EXCERPTED DATA START
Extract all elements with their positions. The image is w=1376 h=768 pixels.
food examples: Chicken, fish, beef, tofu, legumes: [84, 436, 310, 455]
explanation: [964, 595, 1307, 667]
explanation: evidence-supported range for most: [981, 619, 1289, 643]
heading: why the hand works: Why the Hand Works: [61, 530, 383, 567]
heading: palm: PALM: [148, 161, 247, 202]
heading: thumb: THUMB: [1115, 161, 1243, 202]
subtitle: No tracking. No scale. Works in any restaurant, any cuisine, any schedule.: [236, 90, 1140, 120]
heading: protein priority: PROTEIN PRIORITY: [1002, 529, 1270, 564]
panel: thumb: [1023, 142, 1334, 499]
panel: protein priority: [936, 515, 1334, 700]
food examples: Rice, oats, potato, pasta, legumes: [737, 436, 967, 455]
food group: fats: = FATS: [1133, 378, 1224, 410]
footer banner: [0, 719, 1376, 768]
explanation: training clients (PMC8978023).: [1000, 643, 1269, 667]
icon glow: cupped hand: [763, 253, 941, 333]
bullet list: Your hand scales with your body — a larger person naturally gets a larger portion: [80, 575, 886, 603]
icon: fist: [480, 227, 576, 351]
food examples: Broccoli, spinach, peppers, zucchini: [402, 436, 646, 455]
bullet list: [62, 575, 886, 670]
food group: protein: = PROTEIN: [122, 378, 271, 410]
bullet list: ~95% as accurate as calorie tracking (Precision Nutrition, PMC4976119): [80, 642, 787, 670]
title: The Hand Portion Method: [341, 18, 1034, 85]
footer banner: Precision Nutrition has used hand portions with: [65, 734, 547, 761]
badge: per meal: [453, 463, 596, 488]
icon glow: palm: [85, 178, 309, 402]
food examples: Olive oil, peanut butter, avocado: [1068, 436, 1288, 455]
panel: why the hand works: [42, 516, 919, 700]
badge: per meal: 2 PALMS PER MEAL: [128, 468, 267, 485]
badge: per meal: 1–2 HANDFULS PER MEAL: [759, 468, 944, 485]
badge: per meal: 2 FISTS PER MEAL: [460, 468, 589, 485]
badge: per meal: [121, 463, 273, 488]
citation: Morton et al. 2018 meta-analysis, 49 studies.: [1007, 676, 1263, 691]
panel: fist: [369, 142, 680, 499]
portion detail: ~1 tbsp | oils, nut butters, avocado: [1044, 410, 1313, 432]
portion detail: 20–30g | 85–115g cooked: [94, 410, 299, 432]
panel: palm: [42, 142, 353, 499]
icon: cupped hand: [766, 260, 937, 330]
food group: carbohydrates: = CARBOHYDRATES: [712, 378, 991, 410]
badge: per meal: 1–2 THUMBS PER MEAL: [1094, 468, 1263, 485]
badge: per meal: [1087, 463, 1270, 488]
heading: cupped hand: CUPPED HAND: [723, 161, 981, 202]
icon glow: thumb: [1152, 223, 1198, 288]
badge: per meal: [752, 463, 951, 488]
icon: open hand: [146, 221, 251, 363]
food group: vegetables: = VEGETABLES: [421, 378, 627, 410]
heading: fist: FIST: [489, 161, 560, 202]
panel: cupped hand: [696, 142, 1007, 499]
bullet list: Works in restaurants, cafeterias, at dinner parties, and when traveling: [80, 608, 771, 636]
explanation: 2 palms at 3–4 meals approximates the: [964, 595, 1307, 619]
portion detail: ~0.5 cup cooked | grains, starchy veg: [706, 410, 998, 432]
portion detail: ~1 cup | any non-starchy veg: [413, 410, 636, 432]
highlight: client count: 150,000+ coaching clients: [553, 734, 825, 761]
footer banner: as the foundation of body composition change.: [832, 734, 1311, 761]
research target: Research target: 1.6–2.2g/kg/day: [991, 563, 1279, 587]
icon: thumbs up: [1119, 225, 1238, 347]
EXCERPTED DATA END
GOAL OF THE EXERCISE:
Could you show every line of the listing that holds the string "examples"?

PROBLEM SOLUTION:
food examples: Chicken, fish, beef, tofu, legumes: [84, 436, 310, 455]
food examples: Rice, oats, potato, pasta, legumes: [737, 436, 967, 455]
food examples: Broccoli, spinach, peppers, zucchini: [402, 436, 646, 455]
food examples: Olive oil, peanut butter, avocado: [1068, 436, 1288, 455]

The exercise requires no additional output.